Entries from a dataset:
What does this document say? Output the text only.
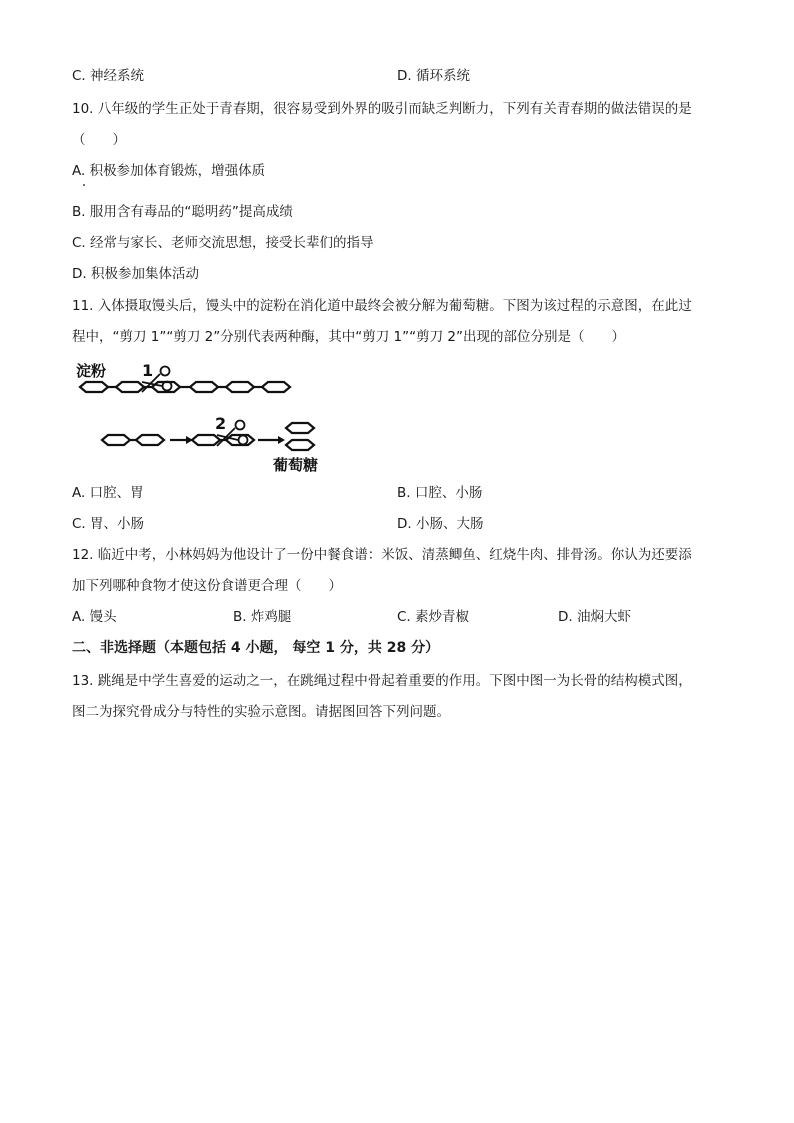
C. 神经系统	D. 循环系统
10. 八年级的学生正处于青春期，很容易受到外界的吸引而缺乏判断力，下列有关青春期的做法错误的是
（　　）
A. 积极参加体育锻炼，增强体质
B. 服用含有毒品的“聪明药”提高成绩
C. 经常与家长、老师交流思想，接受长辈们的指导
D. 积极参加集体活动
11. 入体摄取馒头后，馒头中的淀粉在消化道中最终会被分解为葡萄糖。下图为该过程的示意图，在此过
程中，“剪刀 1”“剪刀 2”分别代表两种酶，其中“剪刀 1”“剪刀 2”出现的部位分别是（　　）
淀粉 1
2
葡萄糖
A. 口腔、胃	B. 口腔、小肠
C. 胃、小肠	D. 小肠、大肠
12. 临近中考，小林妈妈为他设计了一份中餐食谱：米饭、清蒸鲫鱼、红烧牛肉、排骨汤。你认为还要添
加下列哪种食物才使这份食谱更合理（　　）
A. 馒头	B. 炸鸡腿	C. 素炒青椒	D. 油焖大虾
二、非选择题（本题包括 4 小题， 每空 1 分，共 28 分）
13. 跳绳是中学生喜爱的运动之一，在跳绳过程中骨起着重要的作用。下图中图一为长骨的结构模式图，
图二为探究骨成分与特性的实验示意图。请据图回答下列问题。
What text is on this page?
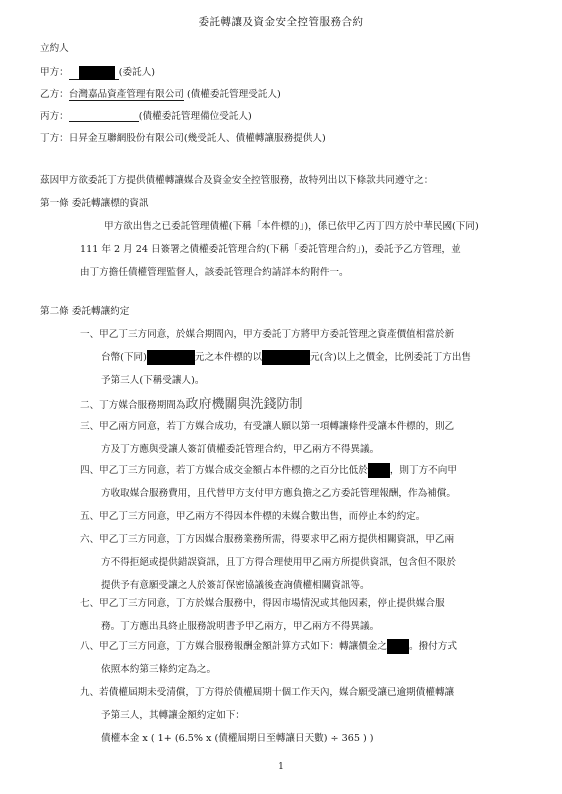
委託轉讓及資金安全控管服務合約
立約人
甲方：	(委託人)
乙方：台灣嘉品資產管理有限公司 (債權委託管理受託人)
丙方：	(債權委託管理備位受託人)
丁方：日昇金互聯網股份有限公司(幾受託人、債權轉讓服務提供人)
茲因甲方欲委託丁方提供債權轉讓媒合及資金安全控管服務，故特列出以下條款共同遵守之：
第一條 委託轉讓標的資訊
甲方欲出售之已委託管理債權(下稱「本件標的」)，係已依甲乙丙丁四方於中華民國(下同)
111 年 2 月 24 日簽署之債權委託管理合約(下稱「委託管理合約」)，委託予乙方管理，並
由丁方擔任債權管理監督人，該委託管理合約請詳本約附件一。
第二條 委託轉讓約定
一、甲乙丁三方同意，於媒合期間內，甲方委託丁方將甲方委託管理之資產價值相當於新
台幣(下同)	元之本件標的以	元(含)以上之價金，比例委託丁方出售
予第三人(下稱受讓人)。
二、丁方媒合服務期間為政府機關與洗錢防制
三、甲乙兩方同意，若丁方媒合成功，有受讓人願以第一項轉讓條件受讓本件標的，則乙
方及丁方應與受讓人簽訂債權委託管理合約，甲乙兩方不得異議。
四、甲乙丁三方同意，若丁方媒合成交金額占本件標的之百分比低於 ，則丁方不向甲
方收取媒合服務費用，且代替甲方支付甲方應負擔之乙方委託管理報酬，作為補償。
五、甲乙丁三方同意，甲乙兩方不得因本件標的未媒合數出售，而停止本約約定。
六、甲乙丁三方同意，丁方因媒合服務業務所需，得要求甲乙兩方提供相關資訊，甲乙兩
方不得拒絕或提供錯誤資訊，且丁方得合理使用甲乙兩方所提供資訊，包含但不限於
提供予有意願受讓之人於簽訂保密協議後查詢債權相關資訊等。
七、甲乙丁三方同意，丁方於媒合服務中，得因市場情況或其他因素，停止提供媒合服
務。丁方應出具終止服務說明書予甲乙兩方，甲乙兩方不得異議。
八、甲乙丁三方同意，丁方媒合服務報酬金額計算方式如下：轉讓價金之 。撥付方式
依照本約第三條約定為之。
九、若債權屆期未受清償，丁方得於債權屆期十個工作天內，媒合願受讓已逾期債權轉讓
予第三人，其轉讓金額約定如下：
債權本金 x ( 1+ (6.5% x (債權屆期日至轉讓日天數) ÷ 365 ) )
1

# WRITTEN REQUEST
Show all lines in the entries above where the string "甲乙兩方不得異議" appears.

# SOLUTION
方及丁方應與受讓人簽訂債權委託管理合約，甲乙兩方不得異議。
務。丁方應出具終止服務說明書予甲乙兩方，甲乙兩方不得異議。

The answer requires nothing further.